## Set exercise
In the data below, find each line containing the string "time" and return it.

## Input records

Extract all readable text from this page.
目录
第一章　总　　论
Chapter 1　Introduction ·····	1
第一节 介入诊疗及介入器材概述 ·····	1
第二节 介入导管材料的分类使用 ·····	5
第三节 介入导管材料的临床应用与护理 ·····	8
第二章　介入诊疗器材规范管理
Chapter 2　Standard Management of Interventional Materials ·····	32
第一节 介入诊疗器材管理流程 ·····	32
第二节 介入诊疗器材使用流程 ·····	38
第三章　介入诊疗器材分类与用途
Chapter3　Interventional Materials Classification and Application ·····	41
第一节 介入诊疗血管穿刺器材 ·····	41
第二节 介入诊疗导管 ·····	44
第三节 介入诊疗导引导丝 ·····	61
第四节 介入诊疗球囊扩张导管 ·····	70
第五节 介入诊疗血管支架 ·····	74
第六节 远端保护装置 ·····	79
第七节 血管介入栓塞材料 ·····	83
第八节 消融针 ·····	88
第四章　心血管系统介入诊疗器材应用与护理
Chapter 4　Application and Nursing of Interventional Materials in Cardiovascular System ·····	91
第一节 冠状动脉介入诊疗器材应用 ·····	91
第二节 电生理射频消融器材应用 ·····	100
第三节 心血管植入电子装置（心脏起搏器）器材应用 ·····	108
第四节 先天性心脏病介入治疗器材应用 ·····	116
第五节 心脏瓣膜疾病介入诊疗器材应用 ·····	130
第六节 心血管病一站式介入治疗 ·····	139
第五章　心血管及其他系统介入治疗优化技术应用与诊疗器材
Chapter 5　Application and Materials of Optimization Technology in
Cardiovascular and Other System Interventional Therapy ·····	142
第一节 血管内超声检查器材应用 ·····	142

==

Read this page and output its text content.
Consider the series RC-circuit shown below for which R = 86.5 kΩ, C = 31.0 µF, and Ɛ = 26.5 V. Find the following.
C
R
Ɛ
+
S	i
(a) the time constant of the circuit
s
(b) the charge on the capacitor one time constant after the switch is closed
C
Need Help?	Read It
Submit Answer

## Exercise output
(a) the time constant of the circuit
(b) the charge on the capacitor one time constant after the switch is closed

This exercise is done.